WRITTEN REQUEST:
Lines containing the string "delivered" are to be counted; report the total by itself.

════════════════════

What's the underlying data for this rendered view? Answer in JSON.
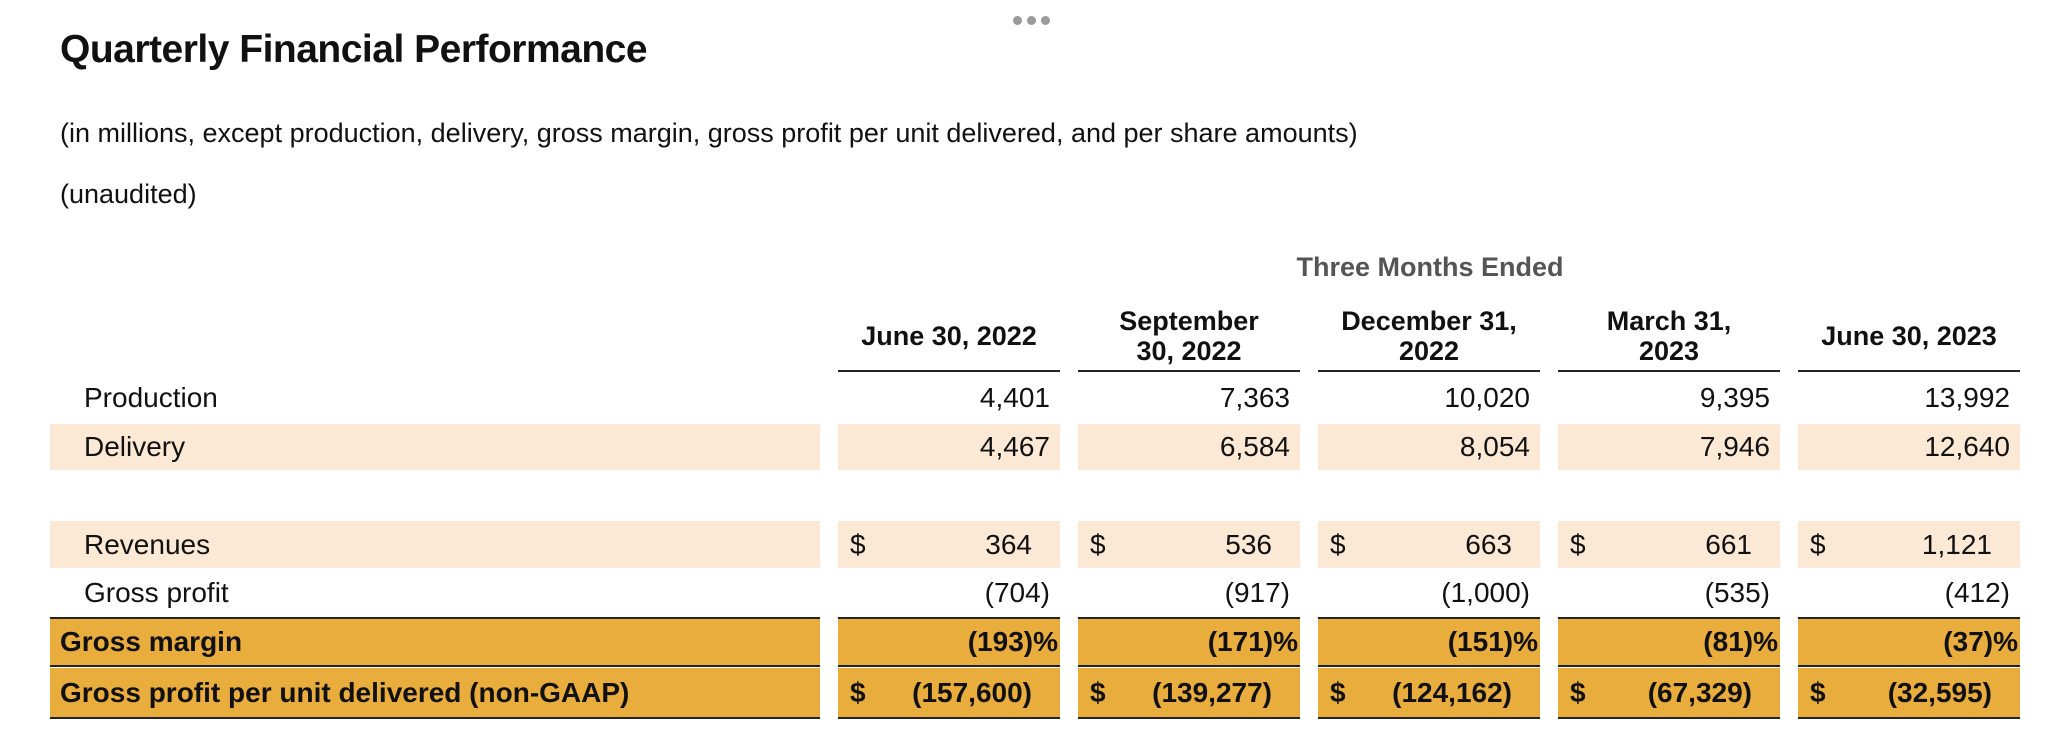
{
  "title": "Quarterly Financial Performance",
  "subtitle": "(in millions, except production, delivery, gross margin, gross profit per unit delivered, and per share amounts)",
  "note": "(unaudited)",
  "group_header": "Three Months Ended",
  "columns": [
    {
      "line1": "June 30, 2022",
      "line2": ""
    },
    {
      "line1": "September",
      "line2": "30, 2022"
    },
    {
      "line1": "December 31,",
      "line2": "2022"
    },
    {
      "line1": "March 31,",
      "line2": "2023"
    },
    {
      "line1": "June 30, 2023",
      "line2": ""
    }
  ],
  "rows": {
    "production": {
      "label": "Production",
      "values": [
        "4,401",
        "7,363",
        "10,020",
        "9,395",
        "13,992"
      ]
    },
    "delivery": {
      "label": "Delivery",
      "values": [
        "4,467",
        "6,584",
        "8,054",
        "7,946",
        "12,640"
      ]
    },
    "revenues": {
      "label": "Revenues",
      "currency": "$",
      "values": [
        "364",
        "536",
        "663",
        "661",
        "1,121"
      ]
    },
    "gross_profit": {
      "label": "Gross profit",
      "values": [
        "(704)",
        "(917)",
        "(1,000)",
        "(535)",
        "(412)"
      ]
    },
    "gross_margin": {
      "label": "Gross margin",
      "values": [
        "(193)%",
        "(171)%",
        "(151)%",
        "(81)%",
        "(37)%"
      ]
    },
    "gross_profit_per_unit": {
      "label": "Gross profit per unit delivered (non-GAAP)",
      "currency": "$",
      "values": [
        "(157,600)",
        "(139,277)",
        "(124,162)",
        "(67,329)",
        "(32,595)"
      ]
    }
  },
  "colors": {
    "shade": "#fbe9d6",
    "highlight": "#e8ad3c"
  }
}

════════════════════

WRITTEN ANSWER:
2